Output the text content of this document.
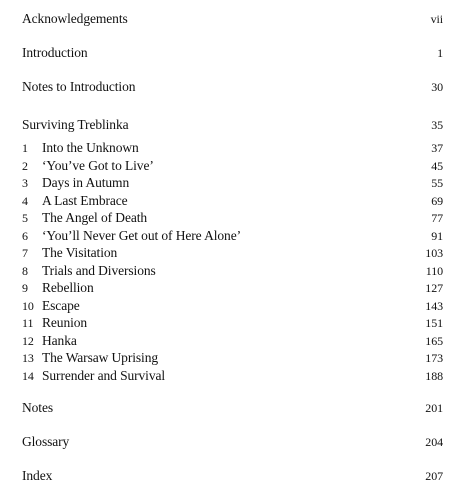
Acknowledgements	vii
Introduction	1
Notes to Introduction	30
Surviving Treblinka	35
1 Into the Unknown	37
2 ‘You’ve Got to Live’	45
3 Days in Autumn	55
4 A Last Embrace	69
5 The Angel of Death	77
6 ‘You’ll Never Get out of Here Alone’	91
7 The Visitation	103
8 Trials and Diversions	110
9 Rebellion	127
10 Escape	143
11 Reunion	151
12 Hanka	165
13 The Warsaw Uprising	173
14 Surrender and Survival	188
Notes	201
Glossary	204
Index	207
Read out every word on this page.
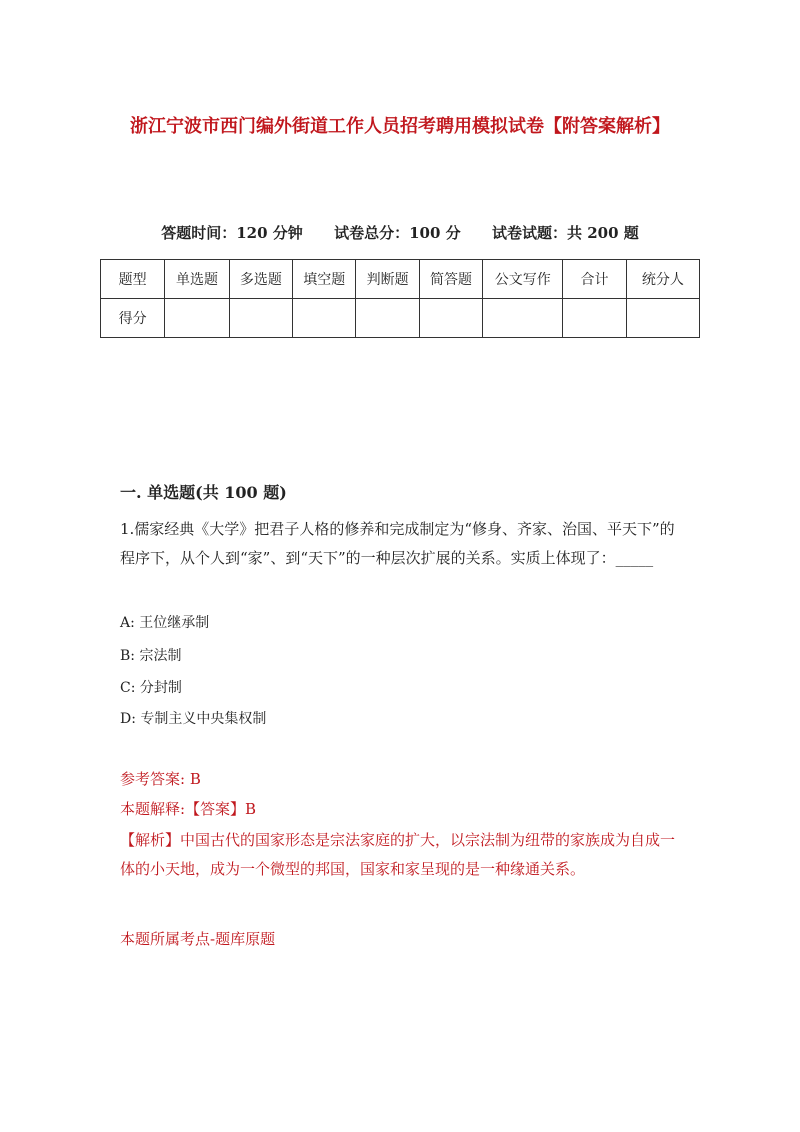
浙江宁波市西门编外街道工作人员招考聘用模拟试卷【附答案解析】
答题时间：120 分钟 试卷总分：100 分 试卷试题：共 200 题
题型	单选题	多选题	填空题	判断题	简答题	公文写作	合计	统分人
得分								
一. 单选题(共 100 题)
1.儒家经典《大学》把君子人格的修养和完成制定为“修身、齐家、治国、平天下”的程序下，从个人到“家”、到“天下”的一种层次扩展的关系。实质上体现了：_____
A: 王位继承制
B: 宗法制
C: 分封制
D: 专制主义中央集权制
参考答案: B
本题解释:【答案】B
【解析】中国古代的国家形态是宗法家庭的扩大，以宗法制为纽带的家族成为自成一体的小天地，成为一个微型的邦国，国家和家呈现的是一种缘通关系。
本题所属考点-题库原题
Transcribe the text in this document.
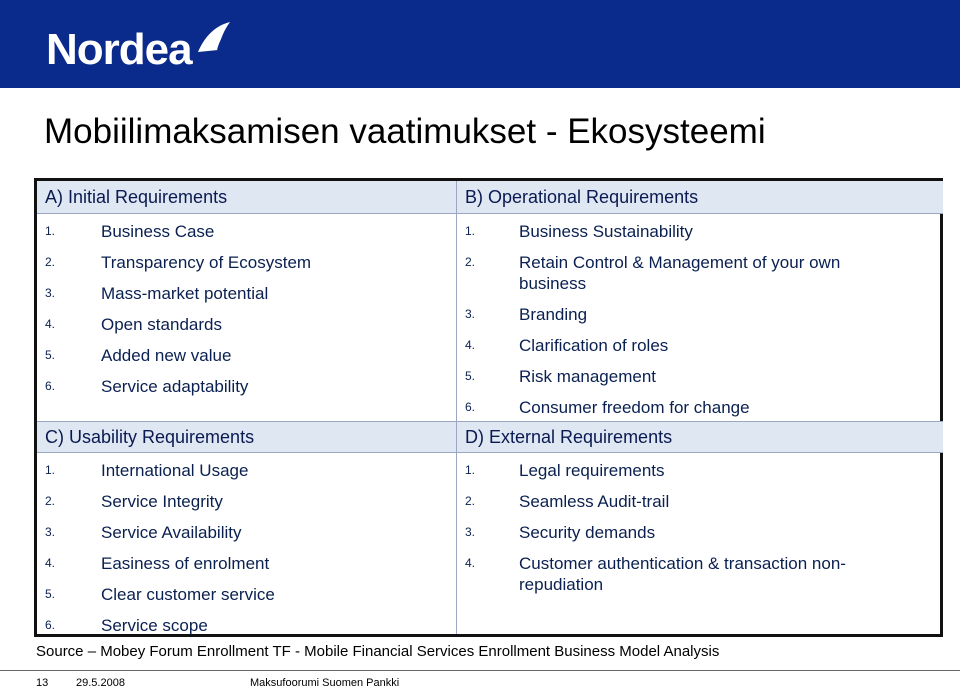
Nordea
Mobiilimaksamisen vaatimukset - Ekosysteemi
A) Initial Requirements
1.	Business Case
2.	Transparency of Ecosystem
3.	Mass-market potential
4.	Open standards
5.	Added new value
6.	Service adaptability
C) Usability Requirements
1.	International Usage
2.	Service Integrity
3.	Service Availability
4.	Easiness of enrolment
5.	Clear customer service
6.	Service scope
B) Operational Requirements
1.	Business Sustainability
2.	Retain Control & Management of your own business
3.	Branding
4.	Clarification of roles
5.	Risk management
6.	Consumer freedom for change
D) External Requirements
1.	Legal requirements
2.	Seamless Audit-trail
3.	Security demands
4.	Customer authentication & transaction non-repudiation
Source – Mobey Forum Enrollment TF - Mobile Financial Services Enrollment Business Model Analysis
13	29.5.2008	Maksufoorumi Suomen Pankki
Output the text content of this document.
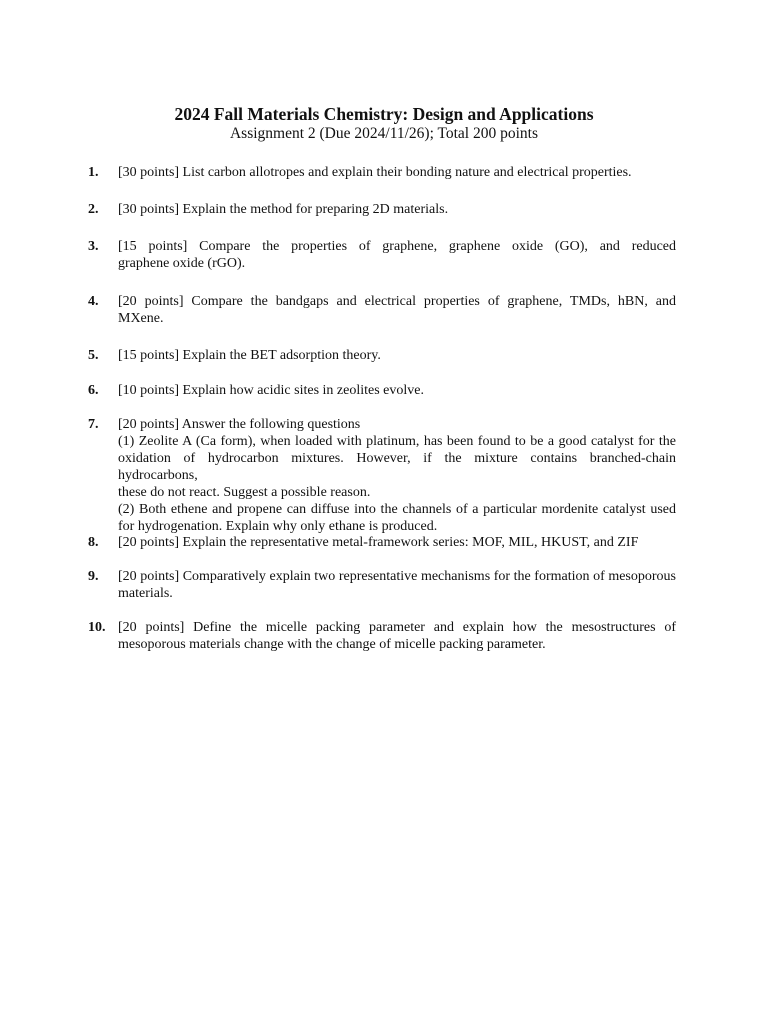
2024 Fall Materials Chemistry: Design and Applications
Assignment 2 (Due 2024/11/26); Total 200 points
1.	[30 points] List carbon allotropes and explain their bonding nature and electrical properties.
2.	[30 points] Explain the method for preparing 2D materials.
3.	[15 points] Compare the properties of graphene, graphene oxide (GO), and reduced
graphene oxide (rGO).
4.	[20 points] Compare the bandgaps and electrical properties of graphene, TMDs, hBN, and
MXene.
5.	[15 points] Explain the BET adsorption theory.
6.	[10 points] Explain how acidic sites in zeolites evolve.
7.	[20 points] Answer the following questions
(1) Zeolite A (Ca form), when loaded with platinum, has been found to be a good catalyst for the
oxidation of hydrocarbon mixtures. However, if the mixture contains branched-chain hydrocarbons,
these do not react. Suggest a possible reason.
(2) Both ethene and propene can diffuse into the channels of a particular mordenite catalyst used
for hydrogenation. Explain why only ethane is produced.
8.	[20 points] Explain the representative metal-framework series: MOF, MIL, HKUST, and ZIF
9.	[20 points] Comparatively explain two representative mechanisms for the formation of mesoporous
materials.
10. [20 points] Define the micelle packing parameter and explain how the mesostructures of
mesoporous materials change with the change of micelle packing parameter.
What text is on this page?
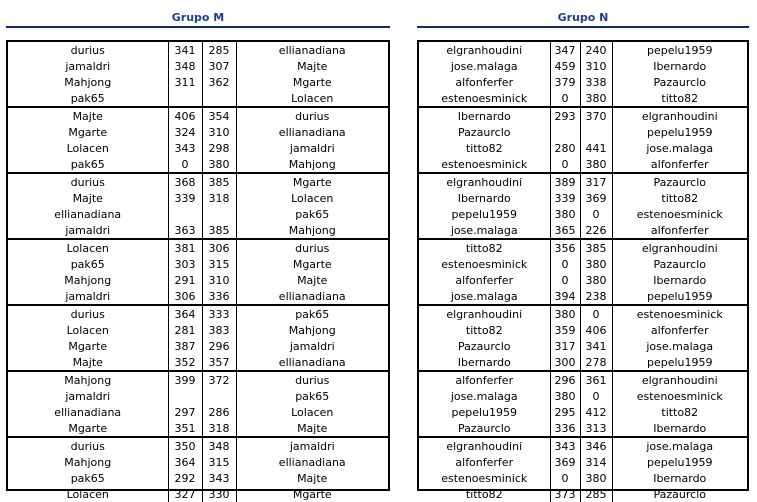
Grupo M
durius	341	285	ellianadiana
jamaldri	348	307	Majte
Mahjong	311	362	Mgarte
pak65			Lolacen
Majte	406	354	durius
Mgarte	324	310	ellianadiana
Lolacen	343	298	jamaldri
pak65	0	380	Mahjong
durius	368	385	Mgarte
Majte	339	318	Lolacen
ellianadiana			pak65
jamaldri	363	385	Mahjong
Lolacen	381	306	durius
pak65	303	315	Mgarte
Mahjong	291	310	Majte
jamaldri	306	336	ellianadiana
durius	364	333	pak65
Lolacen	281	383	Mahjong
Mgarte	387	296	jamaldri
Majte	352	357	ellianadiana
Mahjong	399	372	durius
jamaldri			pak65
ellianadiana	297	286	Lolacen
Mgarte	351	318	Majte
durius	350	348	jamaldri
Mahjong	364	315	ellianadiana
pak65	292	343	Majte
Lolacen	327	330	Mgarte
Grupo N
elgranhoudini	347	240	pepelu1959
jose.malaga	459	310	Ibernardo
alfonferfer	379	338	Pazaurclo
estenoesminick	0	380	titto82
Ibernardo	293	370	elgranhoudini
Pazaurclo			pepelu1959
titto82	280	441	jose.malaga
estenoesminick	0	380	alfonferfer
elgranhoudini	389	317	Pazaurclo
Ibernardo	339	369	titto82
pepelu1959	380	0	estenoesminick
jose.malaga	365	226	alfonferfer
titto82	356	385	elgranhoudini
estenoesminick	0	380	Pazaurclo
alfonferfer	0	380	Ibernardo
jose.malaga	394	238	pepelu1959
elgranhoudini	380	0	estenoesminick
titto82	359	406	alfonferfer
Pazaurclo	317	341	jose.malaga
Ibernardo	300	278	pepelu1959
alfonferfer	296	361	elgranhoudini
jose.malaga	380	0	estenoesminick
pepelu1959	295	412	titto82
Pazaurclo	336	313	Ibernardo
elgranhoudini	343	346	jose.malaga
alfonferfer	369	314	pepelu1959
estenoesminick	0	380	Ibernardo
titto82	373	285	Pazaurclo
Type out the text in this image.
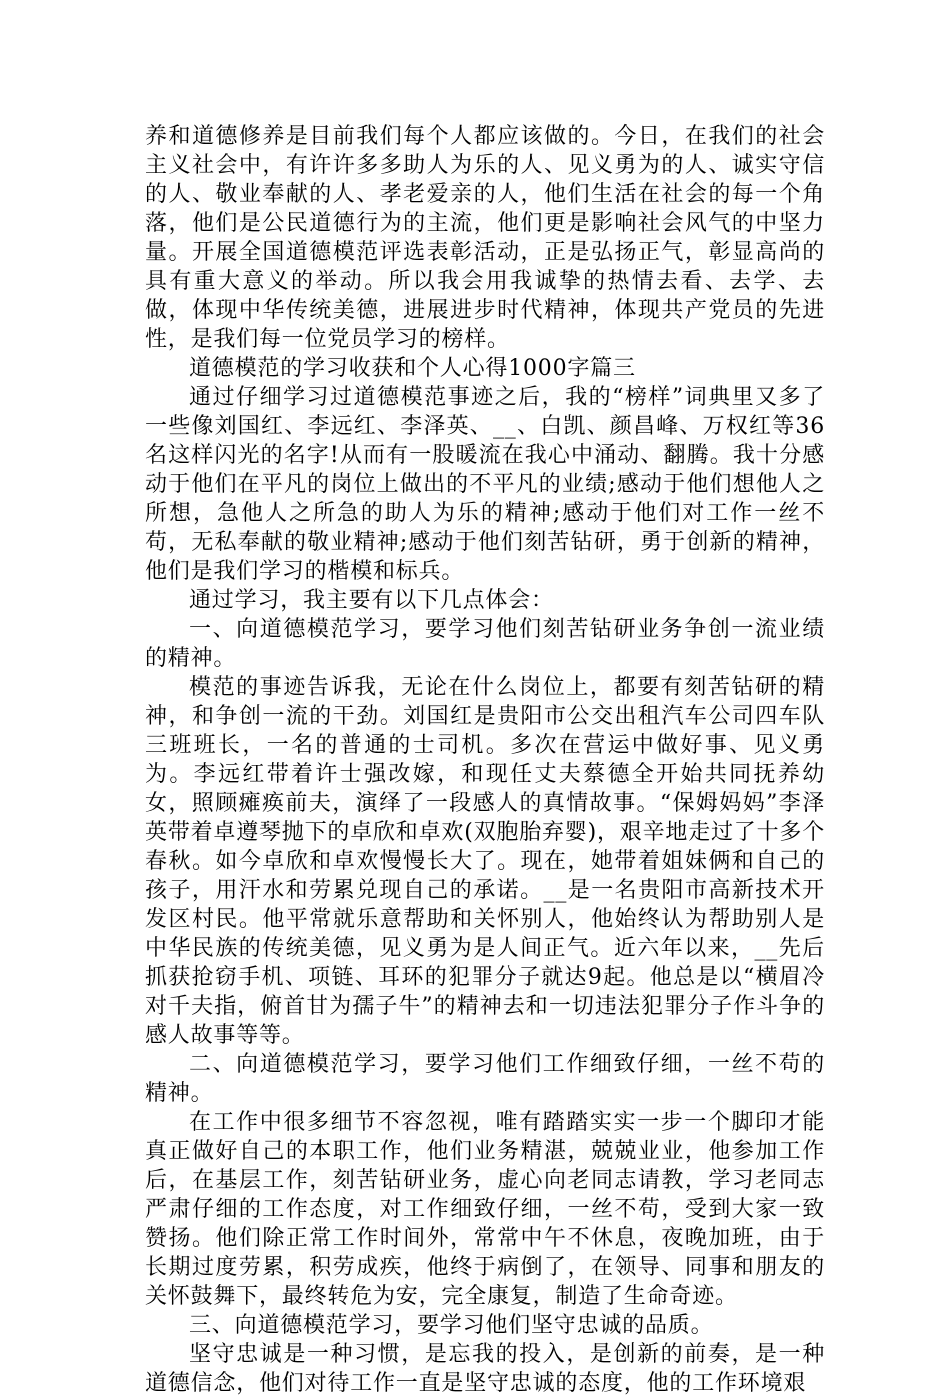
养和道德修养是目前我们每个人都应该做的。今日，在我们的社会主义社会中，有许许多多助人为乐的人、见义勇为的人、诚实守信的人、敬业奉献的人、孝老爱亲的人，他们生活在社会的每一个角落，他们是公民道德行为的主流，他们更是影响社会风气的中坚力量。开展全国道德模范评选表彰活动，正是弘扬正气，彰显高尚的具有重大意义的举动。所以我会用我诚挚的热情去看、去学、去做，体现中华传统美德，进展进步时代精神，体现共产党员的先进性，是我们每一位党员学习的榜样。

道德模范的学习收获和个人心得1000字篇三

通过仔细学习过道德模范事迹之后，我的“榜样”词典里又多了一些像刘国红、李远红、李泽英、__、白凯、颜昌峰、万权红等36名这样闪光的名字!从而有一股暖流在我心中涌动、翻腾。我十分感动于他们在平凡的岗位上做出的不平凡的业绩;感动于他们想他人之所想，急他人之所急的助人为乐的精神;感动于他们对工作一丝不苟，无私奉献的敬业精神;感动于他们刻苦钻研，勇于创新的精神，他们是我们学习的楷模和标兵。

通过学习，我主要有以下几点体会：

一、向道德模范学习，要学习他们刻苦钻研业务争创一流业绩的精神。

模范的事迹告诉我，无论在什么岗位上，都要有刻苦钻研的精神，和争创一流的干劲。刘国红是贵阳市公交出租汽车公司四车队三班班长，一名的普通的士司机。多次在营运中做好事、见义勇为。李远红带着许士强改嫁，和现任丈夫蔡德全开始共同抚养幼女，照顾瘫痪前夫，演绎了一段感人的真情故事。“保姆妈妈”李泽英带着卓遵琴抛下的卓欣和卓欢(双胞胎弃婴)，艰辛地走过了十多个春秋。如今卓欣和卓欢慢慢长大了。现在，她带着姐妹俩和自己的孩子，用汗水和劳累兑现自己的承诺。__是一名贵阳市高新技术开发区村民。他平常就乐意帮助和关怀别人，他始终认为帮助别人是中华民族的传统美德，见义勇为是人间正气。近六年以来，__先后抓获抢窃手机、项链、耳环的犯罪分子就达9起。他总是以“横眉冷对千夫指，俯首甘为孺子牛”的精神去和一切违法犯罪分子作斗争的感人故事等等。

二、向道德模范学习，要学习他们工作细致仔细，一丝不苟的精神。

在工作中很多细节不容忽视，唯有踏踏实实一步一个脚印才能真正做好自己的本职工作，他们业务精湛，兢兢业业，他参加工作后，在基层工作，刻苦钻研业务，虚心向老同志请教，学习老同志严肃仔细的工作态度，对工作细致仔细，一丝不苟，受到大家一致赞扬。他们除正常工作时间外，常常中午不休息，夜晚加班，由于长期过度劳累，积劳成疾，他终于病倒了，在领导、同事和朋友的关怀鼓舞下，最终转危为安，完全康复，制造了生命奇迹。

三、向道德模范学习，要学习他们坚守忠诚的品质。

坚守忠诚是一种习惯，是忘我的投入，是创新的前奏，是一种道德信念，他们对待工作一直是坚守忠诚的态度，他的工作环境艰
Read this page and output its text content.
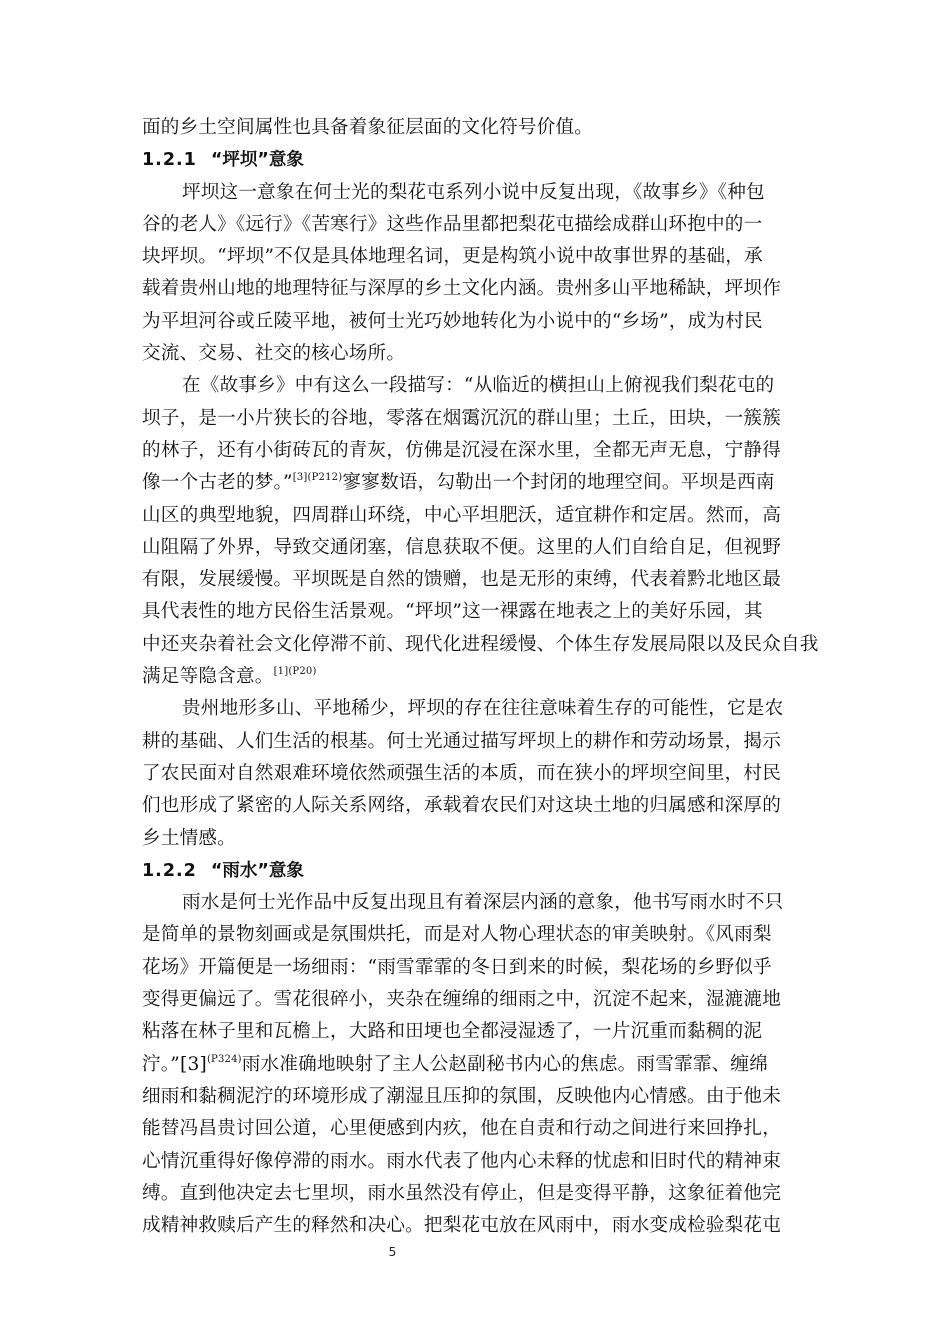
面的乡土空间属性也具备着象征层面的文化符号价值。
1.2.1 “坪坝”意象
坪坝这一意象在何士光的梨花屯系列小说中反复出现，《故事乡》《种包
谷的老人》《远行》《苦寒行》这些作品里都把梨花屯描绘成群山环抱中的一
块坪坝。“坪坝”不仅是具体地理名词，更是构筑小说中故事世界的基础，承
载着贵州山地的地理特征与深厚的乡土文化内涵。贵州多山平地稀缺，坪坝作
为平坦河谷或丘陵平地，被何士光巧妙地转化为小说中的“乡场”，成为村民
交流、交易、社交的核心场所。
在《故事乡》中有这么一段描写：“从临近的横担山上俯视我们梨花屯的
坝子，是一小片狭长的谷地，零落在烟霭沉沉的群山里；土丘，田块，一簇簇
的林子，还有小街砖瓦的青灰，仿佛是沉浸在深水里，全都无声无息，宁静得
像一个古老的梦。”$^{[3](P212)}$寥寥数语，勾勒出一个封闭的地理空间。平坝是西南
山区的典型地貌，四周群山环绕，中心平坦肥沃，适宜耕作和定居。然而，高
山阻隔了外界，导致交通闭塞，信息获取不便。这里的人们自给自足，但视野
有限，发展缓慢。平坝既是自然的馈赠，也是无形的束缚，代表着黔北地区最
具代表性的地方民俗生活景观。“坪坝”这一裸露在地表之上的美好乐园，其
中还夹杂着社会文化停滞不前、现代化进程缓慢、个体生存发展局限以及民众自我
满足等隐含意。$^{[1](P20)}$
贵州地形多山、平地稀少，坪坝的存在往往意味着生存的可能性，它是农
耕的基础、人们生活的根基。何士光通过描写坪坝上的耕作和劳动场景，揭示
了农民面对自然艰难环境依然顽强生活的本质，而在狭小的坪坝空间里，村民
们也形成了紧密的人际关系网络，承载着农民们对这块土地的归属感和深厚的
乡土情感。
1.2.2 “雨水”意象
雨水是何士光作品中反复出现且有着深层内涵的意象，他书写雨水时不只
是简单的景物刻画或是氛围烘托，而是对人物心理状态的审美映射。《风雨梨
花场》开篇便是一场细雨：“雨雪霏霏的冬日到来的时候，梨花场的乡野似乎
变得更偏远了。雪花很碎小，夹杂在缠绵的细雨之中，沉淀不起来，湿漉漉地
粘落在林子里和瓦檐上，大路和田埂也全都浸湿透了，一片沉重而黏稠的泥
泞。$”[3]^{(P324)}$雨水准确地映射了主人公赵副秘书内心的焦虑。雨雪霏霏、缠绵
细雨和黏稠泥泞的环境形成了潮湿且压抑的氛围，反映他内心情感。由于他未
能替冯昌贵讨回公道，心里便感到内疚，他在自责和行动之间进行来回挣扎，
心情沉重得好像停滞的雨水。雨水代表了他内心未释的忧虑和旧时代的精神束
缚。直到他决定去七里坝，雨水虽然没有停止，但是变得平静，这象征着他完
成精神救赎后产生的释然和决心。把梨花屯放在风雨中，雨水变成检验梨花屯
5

* PROBLEM REQUIREMENTS *
Give the count of lines in the listing that hold the word "this", with no other text.

* WRITTEN SOLUTION *
7